═══ SOURCE DATA
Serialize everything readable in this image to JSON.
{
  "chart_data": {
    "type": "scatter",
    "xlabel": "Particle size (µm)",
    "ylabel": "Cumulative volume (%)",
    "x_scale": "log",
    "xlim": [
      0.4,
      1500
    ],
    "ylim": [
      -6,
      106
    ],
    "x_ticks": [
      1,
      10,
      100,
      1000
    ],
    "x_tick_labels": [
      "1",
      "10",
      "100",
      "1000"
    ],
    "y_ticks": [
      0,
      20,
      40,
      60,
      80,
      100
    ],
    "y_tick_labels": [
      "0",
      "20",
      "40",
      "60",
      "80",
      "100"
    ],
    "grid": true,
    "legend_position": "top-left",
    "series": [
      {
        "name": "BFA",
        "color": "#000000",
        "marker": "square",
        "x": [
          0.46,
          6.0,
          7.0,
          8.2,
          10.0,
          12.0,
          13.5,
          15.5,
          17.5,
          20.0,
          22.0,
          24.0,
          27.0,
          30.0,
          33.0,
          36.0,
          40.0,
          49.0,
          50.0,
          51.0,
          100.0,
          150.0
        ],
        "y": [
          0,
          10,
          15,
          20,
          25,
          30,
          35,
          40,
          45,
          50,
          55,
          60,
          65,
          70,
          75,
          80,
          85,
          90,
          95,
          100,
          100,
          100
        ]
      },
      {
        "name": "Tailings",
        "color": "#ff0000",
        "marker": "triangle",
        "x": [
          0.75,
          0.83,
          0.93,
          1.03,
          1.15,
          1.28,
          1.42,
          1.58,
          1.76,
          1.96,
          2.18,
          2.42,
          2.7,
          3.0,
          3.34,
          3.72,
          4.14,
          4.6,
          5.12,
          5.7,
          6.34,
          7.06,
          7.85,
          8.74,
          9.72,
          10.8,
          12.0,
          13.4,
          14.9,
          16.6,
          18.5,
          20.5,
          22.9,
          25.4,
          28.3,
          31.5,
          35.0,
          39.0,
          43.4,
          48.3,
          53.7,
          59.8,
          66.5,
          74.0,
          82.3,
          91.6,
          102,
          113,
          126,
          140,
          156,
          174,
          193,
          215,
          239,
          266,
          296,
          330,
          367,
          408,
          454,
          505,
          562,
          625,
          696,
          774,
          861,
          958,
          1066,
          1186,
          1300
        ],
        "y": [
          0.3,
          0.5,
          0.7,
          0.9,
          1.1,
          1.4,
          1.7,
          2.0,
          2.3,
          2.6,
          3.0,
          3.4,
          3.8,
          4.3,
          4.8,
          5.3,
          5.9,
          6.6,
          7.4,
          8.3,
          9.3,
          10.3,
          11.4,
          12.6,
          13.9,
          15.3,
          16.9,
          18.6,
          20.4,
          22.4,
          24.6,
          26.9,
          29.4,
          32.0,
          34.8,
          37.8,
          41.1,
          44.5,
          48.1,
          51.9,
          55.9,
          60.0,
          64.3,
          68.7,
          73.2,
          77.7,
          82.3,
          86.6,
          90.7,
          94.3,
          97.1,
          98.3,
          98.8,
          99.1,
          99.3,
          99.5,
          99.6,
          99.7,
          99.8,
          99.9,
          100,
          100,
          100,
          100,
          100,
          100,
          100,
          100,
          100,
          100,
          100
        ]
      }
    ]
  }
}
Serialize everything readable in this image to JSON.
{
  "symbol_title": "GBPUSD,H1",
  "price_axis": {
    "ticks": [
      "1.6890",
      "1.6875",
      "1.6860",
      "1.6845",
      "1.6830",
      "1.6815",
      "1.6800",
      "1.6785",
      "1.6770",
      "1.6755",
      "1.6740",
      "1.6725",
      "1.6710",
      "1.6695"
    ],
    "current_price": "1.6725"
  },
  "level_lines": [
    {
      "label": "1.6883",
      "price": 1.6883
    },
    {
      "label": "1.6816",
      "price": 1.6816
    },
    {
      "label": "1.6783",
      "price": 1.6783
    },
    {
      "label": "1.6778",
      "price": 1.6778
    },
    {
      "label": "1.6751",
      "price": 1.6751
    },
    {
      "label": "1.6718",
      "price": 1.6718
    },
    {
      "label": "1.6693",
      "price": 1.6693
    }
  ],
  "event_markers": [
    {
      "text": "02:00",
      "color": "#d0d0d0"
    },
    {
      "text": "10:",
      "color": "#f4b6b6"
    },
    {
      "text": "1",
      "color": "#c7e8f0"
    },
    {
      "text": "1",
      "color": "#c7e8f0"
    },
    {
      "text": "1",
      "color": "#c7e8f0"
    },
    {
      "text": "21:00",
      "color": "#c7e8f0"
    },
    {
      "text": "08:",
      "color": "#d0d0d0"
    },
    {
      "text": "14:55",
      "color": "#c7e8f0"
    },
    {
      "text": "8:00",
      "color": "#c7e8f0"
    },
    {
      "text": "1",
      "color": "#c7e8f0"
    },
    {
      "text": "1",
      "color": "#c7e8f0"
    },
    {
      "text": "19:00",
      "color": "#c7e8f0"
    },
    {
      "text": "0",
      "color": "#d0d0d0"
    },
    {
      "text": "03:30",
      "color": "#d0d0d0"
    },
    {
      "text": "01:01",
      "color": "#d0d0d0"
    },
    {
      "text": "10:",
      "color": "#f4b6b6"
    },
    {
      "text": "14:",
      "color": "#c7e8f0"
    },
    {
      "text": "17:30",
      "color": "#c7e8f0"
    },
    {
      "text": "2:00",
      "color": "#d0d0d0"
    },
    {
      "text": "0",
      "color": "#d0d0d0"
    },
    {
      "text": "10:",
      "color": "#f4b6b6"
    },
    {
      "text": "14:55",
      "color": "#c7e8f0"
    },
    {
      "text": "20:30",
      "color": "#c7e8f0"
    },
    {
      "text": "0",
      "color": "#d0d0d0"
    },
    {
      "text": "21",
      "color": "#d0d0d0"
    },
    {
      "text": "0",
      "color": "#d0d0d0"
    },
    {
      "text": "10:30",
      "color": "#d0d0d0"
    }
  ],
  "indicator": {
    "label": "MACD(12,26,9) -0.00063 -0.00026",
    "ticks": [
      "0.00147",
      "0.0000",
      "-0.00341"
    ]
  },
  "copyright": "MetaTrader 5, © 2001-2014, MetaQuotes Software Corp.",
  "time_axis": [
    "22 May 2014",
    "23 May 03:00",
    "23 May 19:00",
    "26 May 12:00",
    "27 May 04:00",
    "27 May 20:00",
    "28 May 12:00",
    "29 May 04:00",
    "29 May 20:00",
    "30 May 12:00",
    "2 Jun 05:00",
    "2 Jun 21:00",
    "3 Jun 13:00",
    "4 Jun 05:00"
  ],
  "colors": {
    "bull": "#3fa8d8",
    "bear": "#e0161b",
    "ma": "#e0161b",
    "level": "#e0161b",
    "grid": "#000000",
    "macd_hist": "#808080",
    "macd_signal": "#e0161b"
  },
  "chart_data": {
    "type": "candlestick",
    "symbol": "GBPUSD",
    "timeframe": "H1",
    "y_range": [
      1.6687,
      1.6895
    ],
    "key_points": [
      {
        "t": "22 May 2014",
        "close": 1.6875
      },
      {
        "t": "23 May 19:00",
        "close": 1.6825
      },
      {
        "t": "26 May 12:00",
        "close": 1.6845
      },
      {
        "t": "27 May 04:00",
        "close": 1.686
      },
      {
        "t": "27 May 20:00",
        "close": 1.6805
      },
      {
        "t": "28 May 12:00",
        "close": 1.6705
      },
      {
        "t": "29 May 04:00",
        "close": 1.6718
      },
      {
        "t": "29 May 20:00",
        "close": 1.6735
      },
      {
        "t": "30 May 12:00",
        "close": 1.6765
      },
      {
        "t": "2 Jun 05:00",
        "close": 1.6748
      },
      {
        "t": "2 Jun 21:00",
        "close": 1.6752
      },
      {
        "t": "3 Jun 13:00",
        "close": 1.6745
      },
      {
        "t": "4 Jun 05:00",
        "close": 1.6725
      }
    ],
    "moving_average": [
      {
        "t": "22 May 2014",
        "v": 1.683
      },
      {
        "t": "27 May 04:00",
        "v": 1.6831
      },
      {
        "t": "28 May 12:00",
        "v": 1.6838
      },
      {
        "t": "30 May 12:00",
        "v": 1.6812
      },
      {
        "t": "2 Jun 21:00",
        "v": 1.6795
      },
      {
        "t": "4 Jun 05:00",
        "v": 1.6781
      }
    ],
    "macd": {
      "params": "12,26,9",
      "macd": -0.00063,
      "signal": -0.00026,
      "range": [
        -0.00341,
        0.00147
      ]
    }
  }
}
══════
**AIM OF THE EXERCISE**.
Copy every line above in which the string "GBPUSD" shows up.

**COMPLETED TASK**.
  "symbol_title": "GBPUSD,H1",
    "symbol": "GBPUSD",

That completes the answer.